Dataset entries
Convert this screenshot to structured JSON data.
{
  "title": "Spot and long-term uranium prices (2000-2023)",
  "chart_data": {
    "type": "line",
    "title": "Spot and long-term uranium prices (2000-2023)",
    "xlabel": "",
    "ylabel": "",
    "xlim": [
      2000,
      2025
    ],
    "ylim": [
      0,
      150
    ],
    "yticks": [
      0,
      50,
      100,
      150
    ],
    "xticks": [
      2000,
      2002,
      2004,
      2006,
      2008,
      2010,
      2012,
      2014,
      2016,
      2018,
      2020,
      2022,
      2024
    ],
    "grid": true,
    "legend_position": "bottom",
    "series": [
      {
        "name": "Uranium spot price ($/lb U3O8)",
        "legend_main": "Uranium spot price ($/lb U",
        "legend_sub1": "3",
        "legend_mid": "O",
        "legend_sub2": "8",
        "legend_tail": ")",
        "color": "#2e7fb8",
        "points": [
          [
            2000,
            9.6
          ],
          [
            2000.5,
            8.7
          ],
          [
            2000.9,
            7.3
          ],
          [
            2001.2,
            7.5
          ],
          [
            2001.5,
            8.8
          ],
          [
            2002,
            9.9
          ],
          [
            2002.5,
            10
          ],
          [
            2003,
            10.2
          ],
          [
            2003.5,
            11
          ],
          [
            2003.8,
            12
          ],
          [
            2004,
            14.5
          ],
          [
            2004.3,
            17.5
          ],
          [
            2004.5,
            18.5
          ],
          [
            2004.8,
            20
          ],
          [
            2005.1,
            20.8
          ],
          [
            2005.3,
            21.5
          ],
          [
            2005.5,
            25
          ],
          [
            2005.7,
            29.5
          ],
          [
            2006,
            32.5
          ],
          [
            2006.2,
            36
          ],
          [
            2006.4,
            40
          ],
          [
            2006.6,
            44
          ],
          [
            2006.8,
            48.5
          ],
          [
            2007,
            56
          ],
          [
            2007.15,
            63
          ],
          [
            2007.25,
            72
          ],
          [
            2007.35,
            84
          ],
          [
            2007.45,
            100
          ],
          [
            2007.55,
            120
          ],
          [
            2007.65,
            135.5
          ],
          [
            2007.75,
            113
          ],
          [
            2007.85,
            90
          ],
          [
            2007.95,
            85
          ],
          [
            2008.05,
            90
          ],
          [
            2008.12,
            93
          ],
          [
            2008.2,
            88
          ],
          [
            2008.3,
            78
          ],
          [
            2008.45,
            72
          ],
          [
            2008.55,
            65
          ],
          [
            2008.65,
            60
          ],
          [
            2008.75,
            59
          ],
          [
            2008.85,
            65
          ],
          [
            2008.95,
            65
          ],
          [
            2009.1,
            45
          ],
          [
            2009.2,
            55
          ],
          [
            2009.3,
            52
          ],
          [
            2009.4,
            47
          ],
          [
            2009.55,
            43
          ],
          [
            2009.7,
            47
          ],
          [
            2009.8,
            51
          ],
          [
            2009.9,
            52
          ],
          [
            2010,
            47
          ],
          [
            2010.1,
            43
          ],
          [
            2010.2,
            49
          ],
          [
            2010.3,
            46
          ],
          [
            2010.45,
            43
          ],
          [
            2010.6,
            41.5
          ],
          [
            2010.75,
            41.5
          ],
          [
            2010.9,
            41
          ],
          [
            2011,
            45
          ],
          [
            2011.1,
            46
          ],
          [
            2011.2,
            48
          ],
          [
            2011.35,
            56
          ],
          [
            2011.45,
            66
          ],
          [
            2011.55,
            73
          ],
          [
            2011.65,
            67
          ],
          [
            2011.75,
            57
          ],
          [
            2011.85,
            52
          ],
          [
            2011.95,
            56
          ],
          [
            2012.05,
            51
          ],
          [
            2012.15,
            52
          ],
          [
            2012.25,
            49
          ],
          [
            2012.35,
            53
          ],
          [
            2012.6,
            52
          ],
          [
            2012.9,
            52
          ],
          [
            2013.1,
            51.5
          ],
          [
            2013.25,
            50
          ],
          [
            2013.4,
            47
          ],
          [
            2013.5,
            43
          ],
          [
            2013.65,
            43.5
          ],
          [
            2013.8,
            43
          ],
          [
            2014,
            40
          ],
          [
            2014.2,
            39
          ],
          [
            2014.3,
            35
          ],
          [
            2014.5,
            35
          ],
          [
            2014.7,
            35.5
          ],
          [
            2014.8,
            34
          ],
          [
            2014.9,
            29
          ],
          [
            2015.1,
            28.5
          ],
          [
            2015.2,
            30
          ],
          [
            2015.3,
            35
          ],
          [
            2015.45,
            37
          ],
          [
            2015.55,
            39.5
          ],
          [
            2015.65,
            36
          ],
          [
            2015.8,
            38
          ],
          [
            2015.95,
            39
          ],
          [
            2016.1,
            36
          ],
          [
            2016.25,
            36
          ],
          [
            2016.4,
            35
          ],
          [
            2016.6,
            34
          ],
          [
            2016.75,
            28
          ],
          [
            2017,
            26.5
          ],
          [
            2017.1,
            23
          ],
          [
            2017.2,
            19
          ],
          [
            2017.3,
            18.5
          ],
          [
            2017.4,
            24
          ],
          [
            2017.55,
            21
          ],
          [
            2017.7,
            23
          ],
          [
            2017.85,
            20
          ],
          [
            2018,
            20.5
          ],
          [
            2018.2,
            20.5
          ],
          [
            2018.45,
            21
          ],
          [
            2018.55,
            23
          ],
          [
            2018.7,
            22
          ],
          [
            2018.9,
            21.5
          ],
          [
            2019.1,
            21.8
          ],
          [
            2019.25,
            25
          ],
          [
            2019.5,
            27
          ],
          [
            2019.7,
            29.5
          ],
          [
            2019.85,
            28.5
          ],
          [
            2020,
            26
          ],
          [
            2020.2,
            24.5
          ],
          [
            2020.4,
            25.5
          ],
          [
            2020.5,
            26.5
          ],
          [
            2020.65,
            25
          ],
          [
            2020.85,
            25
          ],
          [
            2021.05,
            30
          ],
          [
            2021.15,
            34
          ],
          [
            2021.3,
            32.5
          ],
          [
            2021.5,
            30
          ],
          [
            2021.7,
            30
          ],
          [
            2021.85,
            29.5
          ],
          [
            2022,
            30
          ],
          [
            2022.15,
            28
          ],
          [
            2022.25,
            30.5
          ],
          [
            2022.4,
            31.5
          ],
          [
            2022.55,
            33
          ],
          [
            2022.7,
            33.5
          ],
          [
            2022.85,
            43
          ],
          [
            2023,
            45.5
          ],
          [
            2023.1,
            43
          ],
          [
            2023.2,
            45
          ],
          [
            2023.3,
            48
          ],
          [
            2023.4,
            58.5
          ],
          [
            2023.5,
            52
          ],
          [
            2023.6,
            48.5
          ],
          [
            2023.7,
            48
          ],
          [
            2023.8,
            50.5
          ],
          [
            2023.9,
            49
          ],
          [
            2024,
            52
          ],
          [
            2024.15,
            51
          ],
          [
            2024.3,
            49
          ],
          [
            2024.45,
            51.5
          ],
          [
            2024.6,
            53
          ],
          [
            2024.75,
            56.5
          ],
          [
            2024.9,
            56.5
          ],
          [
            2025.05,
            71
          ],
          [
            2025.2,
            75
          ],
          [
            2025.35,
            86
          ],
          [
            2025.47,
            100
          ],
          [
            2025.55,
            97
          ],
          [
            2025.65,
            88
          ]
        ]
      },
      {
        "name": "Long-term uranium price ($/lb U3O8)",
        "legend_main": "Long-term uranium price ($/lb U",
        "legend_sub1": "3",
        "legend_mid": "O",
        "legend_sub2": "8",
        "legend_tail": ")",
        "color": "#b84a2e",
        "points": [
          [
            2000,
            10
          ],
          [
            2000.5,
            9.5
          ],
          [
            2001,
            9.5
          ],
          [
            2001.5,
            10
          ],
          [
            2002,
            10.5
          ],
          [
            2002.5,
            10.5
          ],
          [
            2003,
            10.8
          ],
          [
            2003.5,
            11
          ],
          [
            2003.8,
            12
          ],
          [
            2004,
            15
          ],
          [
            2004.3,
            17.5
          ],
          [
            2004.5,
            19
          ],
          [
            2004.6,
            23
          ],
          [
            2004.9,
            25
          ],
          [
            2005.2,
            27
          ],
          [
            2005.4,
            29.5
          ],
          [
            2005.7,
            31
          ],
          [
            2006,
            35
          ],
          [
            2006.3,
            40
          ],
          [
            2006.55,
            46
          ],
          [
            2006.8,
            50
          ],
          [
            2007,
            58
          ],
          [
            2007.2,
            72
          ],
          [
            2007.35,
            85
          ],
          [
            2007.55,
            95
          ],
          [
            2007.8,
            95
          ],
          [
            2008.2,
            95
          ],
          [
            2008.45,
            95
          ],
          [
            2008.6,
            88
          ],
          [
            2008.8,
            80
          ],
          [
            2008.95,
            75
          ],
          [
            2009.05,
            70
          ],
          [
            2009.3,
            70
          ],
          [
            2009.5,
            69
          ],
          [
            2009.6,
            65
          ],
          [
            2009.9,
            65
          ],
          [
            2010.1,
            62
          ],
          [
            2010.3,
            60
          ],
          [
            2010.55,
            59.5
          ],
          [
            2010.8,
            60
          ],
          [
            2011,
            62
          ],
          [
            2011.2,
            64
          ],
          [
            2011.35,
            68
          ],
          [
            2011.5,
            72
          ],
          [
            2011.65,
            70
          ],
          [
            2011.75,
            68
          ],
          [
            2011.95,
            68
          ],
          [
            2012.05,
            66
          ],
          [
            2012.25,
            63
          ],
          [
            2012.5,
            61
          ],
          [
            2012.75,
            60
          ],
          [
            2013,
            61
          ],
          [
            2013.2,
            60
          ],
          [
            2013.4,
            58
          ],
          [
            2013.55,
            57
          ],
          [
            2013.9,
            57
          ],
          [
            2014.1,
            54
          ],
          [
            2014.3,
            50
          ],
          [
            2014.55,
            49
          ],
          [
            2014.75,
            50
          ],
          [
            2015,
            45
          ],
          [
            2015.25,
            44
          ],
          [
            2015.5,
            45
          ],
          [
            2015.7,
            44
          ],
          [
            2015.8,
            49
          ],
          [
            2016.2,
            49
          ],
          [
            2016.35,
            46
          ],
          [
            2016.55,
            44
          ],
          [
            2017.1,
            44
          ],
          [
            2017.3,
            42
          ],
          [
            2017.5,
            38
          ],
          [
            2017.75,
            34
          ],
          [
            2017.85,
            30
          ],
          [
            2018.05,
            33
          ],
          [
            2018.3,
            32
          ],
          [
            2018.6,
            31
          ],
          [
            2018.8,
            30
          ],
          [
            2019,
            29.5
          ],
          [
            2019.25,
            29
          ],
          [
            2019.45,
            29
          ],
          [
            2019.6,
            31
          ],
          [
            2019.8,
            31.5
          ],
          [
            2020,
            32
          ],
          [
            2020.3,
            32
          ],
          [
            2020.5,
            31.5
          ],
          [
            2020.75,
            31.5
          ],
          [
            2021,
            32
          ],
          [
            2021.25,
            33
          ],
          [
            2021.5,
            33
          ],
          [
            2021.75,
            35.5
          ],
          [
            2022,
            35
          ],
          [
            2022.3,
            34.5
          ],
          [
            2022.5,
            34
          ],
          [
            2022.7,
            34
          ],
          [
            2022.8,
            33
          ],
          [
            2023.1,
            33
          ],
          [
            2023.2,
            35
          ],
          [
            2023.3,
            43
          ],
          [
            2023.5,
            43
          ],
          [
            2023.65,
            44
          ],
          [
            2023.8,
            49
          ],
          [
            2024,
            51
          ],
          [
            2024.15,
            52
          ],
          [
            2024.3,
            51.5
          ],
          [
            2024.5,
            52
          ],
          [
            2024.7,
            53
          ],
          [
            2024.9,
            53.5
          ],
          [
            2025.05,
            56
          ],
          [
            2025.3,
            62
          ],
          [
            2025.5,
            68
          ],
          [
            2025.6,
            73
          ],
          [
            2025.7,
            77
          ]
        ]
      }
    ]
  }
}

THE EXERCISE
Only the number is wanted: how many lines in the entries above contain the string "prices"?

TASK RESULT
2